Do this:
Give every line below again, exactly.

Records shown:

--- start ---

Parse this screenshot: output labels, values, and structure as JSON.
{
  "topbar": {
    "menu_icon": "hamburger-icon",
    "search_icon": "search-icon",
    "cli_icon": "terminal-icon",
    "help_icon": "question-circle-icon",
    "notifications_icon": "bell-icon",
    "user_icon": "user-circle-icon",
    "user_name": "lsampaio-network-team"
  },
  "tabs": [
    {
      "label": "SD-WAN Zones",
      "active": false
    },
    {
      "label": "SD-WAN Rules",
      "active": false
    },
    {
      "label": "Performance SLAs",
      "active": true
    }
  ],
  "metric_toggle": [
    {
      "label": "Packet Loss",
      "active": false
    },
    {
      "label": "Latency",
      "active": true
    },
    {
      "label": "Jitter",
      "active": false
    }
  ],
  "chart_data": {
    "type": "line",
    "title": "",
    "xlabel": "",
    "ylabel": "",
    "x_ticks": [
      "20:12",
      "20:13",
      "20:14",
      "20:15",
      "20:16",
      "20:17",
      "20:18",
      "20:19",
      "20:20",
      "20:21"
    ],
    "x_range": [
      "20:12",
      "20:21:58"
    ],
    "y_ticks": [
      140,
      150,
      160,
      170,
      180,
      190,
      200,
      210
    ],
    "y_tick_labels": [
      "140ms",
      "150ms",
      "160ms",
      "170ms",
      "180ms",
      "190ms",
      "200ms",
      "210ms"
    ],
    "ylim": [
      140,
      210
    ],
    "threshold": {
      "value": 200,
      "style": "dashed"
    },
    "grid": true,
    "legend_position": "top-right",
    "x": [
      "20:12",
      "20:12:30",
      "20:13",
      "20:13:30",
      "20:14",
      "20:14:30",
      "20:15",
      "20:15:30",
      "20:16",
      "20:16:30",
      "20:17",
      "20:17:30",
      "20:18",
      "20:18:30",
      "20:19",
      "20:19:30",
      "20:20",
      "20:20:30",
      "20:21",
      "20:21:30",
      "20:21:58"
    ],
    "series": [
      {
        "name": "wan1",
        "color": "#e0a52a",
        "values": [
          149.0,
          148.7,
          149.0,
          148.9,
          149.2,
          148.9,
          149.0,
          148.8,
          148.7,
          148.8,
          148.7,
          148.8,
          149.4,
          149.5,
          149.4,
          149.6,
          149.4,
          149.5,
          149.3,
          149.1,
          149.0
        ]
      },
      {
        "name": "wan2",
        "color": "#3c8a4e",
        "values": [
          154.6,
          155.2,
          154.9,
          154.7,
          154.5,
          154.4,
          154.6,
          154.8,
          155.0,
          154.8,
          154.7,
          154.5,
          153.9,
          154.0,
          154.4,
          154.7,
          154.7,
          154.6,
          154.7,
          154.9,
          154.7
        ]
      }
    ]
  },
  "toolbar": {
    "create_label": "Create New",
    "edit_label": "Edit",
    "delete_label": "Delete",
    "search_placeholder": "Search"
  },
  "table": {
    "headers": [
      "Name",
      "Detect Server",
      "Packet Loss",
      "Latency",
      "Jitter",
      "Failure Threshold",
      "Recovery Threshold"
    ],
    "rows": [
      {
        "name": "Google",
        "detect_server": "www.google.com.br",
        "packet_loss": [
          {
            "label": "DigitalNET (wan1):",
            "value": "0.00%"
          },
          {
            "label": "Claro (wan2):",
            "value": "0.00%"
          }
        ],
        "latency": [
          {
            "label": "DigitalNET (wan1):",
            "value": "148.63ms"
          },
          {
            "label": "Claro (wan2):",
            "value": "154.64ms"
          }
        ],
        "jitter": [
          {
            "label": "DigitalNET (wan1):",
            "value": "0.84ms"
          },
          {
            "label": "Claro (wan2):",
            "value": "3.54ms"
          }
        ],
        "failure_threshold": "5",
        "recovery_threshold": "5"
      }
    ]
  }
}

--- end ---

Solved exercise:
Parse this screenshot: output labels, values, and structure as JSON.
{
  "topbar": {
    "menu_icon": "hamburger-icon",
    "search_icon": "search-icon",
    "cli_icon": "terminal-icon",
    "help_icon": "question-circle-icon",
    "notifications_icon": "bell-icon",
    "user_icon": "user-circle-icon",
    "user_name": "lsampaio-network-team"
  },
  "tabs": [
    {
      "label": "SD-WAN Zones",
      "active": false
    },
    {
      "label": "SD-WAN Rules",
      "active": false
    },
    {
      "label": "Performance SLAs",
      "active": true
    }
  ],
  "metric_toggle": [
    {
      "label": "Packet Loss",
      "active": false
    },
    {
      "label": "Latency",
      "active": true
    },
    {
      "label": "Jitter",
      "active": false
    }
  ],
  "chart_data": {
    "type": "line",
    "title": "",
    "xlabel": "",
    "ylabel": "",
    "x_ticks": [
      "20:12",
      "20:13",
      "20:14",
      "20:15",
      "20:16",
      "20:17",
      "20:18",
      "20:19",
      "20:20",
      "20:21"
    ],
    "x_range": [
      "20:12",
      "20:21:58"
    ],
    "y_ticks": [
      140,
      150,
      160,
      170,
      180,
      190,
      200,
      210
    ],
    "y_tick_labels": [
      "140ms",
      "150ms",
      "160ms",
      "170ms",
      "180ms",
      "190ms",
      "200ms",
      "210ms"
    ],
    "ylim": [
      140,
      210
    ],
    "threshold": {
      "value": 200,
      "style": "dashed"
    },
    "grid": true,
    "legend_position": "top-right",
    "x": [
      "20:12",
      "20:12:30",
      "20:13",
      "20:13:30",
      "20:14",
      "20:14:30",
      "20:15",
      "20:15:30",
      "20:16",
      "20:16:30",
      "20:17",
      "20:17:30",
      "20:18",
      "20:18:30",
      "20:19",
      "20:19:30",
      "20:20",
      "20:20:30",
      "20:21",
      "20:21:30",
      "20:21:58"
    ],
    "series": [
      {
        "name": "wan1",
        "color": "#e0a52a",
        "values": [
          149.0,
          148.7,
          149.0,
          148.9,
          149.2,
          148.9,
          149.0,
          148.8,
          148.7,
          148.8,
          148.7,
          148.8,
          149.4,
          149.5,
          149.4,
          149.6,
          149.4,
          149.5,
          149.3,
          149.1,
          149.0
        ]
      },
      {
        "name": "wan2",
        "color": "#3c8a4e",
        "values": [
          154.6,
          155.2,
          154.9,
          154.7,
          154.5,
          154.4,
          154.6,
          154.8,
          155.0,
          154.8,
          154.7,
          154.5,
          153.9,
          154.0,
          154.4,
          154.7,
          154.7,
          154.6,
          154.7,
          154.9,
          154.7
        ]
      }
    ]
  },
  "toolbar": {
    "create_label": "Create New",
    "edit_label": "Edit",
    "delete_label": "Delete",
    "search_placeholder": "Search"
  },
  "table": {
    "headers": [
      "Name",
      "Detect Server",
      "Packet Loss",
      "Latency",
      "Jitter",
      "Failure Threshold",
      "Recovery Threshold"
    ],
    "rows": [
      {
        "name": "Google",
        "detect_server": "www.google.com.br",
        "packet_loss": [
          {
            "label": "DigitalNET (wan1):",
            "value": "0.00%"
          },
          {
            "label": "Claro (wan2):",
            "value": "0.00%"
          }
        ],
        "latency": [
          {
            "label": "DigitalNET (wan1):",
            "value": "148.63ms"
          },
          {
            "label": "Claro (wan2):",
            "value": "154.64ms"
          }
        ],
        "jitter": [
          {
            "label": "DigitalNET (wan1):",
            "value": "0.84ms"
          },
          {
            "label": "Claro (wan2):",
            "value": "3.54ms"
          }
        ],
        "failure_threshold": "5",
        "recovery_threshold": "5"
      }
    ]
  }
}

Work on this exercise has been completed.